Task description: Give the count of lines in the data that include "change", with no other words.

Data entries
━━━━━━━━━━━━━━━━
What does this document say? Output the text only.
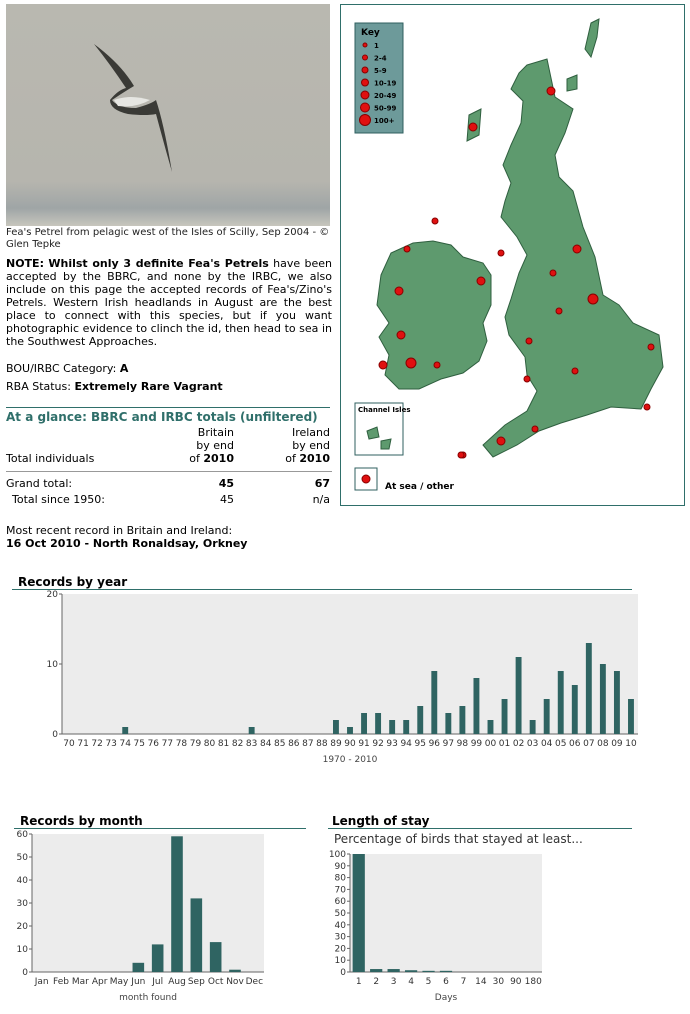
Fea's Petrel from pelagic west of the Isles of Scilly, Sep 2004 - © Glen Tepke
NOTE: Whilst only 3 definite Fea's Petrels have been accepted by the BBRC, and none by the IRBC, we also include on this page the accepted records of Fea's/Zino's Petrels. Western Irish headlands in August are the best place to connect with this species, but if you want photographic evidence to clinch the id, then head to sea in the Southwest Approaches.
BOU/IRBC Category: A
RBA Status: Extremely Rare Vagrant
At a glance: BBRC and IRBC totals (unfiltered)
Total individuals	Britain
by end
of 2010	Ireland
by end
of 2010

Grand total:	45	67
Total since 1950:	45	n/a
Most recent record in Britain and Ireland:
16 Oct 2010 - North Ronaldsay, Orkney
Key
1
2-4
5-9
10-19
20-49
50-99
100+
Channel Isles
At sea / other
Records by year
0
10
20
70 71 72 73 74 75 76 77 78 79 80 81 82 83 84 85 86 87 88 89 90 91 92 93 94 95 96 97 98 99 00 01 02 03 04 05 06 07 08 09 10
1970 - 2010
Records by month
0
10
20
30
40
50
60
Jan Feb Mar Apr May Jun Jul Aug Sep Oct Nov Dec
month found
Length of stay
Percentage of birds that stayed at least...
0
10
20
30
40
50
60
70
80
90
100
1 2 3 4 5 6 7 14 30 90 180
Days
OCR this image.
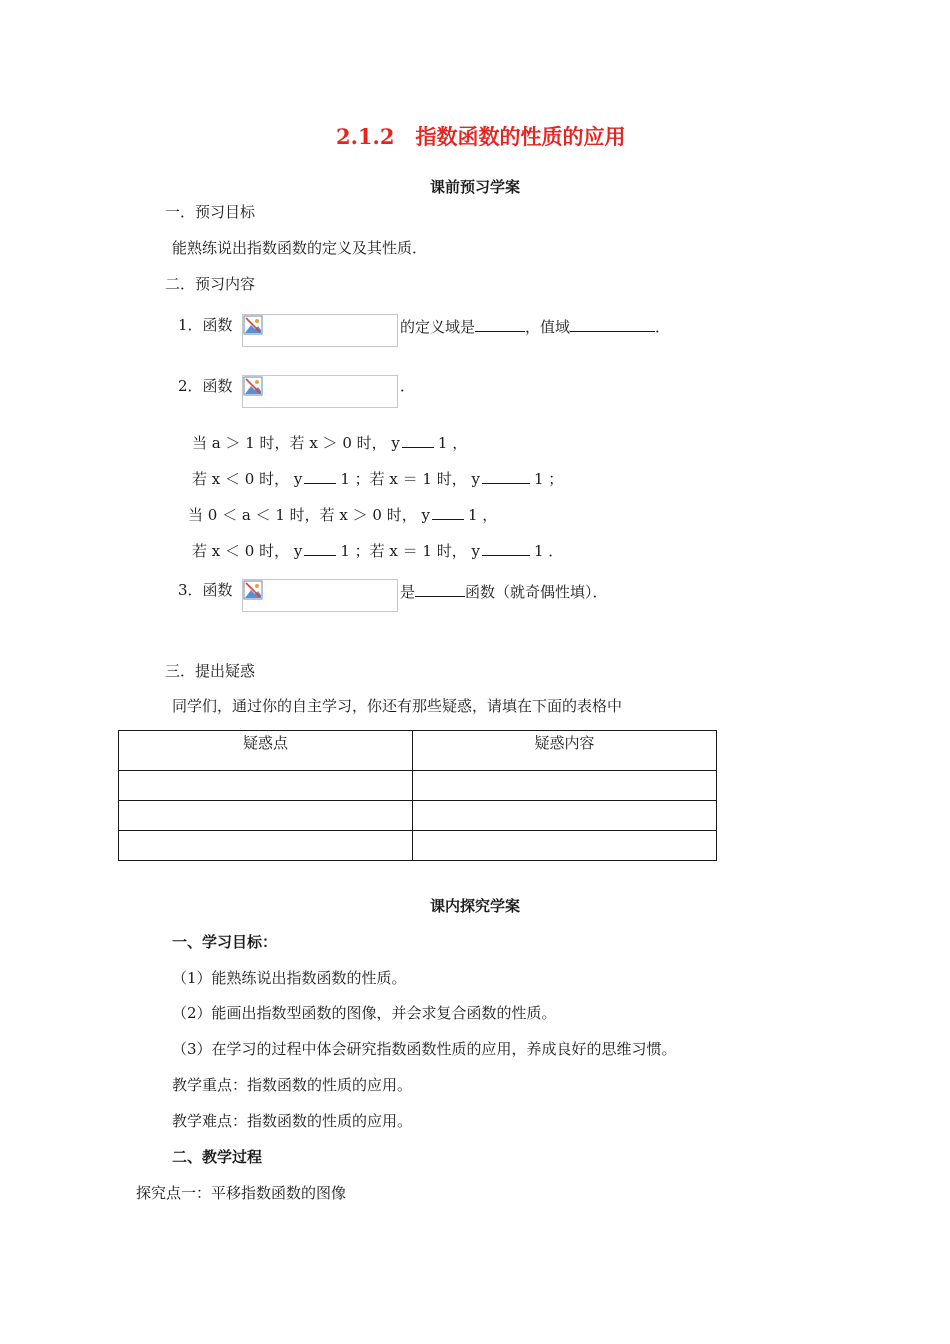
2.1.2　指数函数的性质的应用
课前预习学案
一．预习目标
能熟练说出指数函数的定义及其性质．
二．预习内容
1．函数	的定义域是	，值域	．
2．函数	．
当 a ＞ 1 时，若 x ＞ 0 时， y	1 ，
若 x ＜ 0 时， y	1 ；若 x ＝ 1 时， y	1 ；
当 0 ＜ a ＜ 1 时，若 x ＞ 0 时， y	1 ，
若 x ＜ 0 时， y	1 ；若 x ＝ 1 时， y	1 ．
3．函数	是	函数（就奇偶性填）．
三．提出疑惑
同学们，通过你的自主学习，你还有那些疑惑，请填在下面的表格中
疑惑点	疑惑内容

课内探究学案
一、学习目标：
（1）能熟练说出指数函数的性质。
（2）能画出指数型函数的图像，并会求复合函数的性质。
（3）在学习的过程中体会研究指数函数性质的应用，养成良好的思维习惯。
教学重点：指数函数的性质的应用。
教学难点：指数函数的性质的应用。
二、教学过程
探究点一：平移指数函数的图像
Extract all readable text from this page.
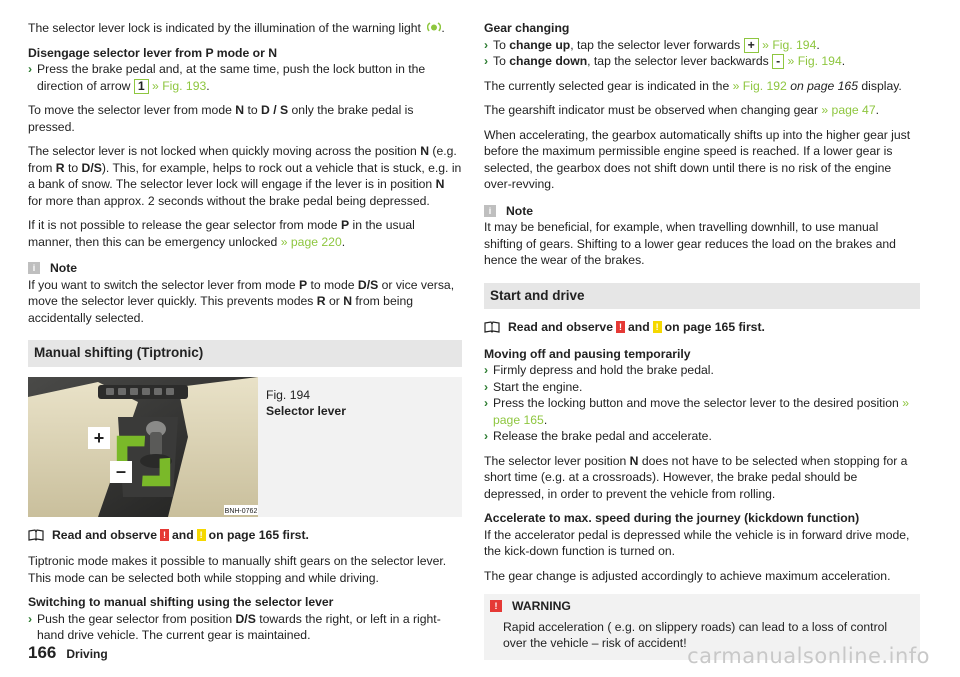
The selector lever lock is indicated by the illumination of the warning light .

Disengage selector lever from P mode or N

› Press the brake pedal and, at the same time, push the lock button in the direction of arrow 1 » Fig. 193.

To move the selector lever from mode N to D / S only the brake pedal is pressed.

The selector lever is not locked when quickly moving across the position N (e.g. from R to D/S). This, for example, helps to rock out a vehicle that is stuck, e.g. in a bank of snow. The selector lever lock will engage if the lever is in position N for more than approx. 2 seconds without the brake pedal being depressed.

If it is not possible to release the gear selector from mode P in the usual manner, then this can be emergency unlocked » page 220.

i	Note

If you want to switch the selector lever from mode P to mode D/S or vice versa, move the selector lever quickly. This prevents modes R or N from being accidentally selected.

Manual shifting (Tiptronic)
+
–
BNH-0762
Fig. 194
Selector lever
Read and observe ! and ! on page 165 first.

Tiptronic mode makes it possible to manually shift gears on the selector lever. This mode can be selected both while stopping and while driving.

Switching to manual shifting using the selector lever

› Push the gear selector from position D/S towards the right, or left in a right-hand drive vehicle. The current gear is maintained.

Gear changing

› To change up, tap the selector lever forwards + » Fig. 194.
› To change down, tap the selector lever backwards - » Fig. 194.

The currently selected gear is indicated in the » Fig. 192 on page 165 display.

The gearshift indicator must be observed when changing gear » page 47.

When accelerating, the gearbox automatically shifts up into the higher gear just before the maximum permissible engine speed is reached. If a lower gear is selected, the gearbox does not shift down until there is no risk of the engine over-revving.

i	Note

It may be beneficial, for example, when travelling downhill, to use manual shifting of gears. Shifting to a lower gear reduces the load on the brakes and hence the wear of the brakes.

Start and drive
Read and observe ! and ! on page 165 first.

Moving off and pausing temporarily

› Firmly depress and hold the brake pedal.
› Start the engine.
› Press the locking button and move the selector lever to the desired position » page 165.
› Release the brake pedal and accelerate.

The selector lever position N does not have to be selected when stopping for a short time (e.g. at a crossroads). However, the brake pedal should be depressed, in order to prevent the vehicle from rolling.

Accelerate to max. speed during the journey (kickdown function)

If the accelerator pedal is depressed while the vehicle is in forward drive mode, the kick-down function is turned on.

The gear change is adjusted accordingly to achieve maximum acceleration.

!	WARNING
Rapid acceleration ( e.g. on slippery roads) can lead to a loss of control over the vehicle – risk of accident!
166 Driving	carmanualsonline.info
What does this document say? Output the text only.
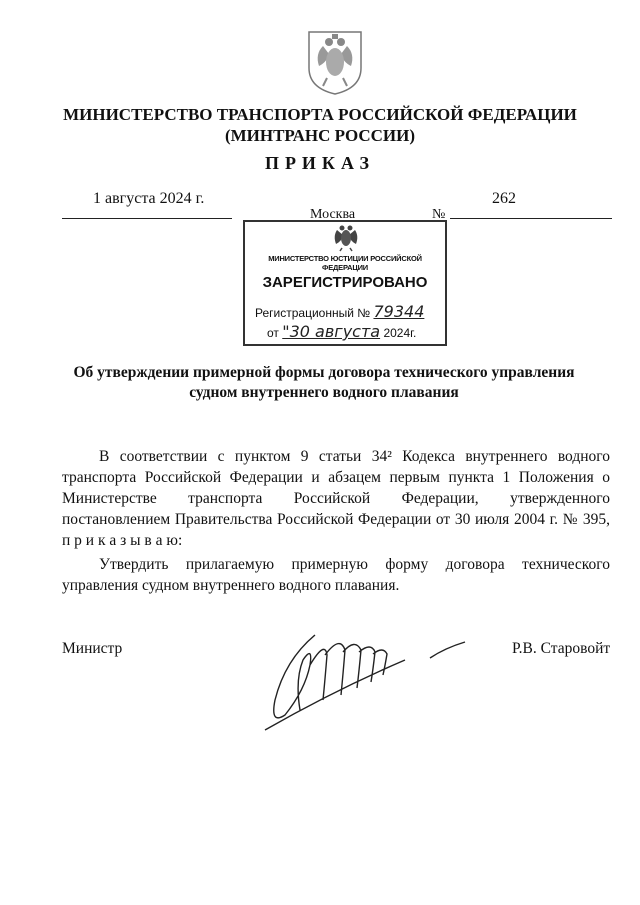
МИНИСТЕРСТВО ТРАНСПОРТА РОССИЙСКОЙ ФЕДЕРАЦИИ
(МИНТРАНС РОССИИ)
ПРИКАЗ
1 августа 2024 г.
Москва	№
262
МИНИСТЕРСТВО ЮСТИЦИИ РОССИЙСКОЙ ФЕДЕРАЦИИ
ЗАРЕГИСТРИРОВАНО
Регистрационный № 79344
от "30 августа 2024г.
Об утверждении примерной формы договора технического управления судном внутреннего водного плавания
В соответствии с пунктом 9 статьи 34² Кодекса внутреннего водного транспорта Российской Федерации и абзацем первым пункта 1 Положения о Министерстве транспорта Российской Федерации, утвержденного постановлением Правительства Российской Федерации от 30 июля 2004 г. № 395, п р и к а з ы в а ю:
Утвердить прилагаемую примерную форму договора технического управления судном внутреннего водного плавания.
Министр	Р.В. Старовойт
━━━━━━━━━━━━━━━━
Full solution: 3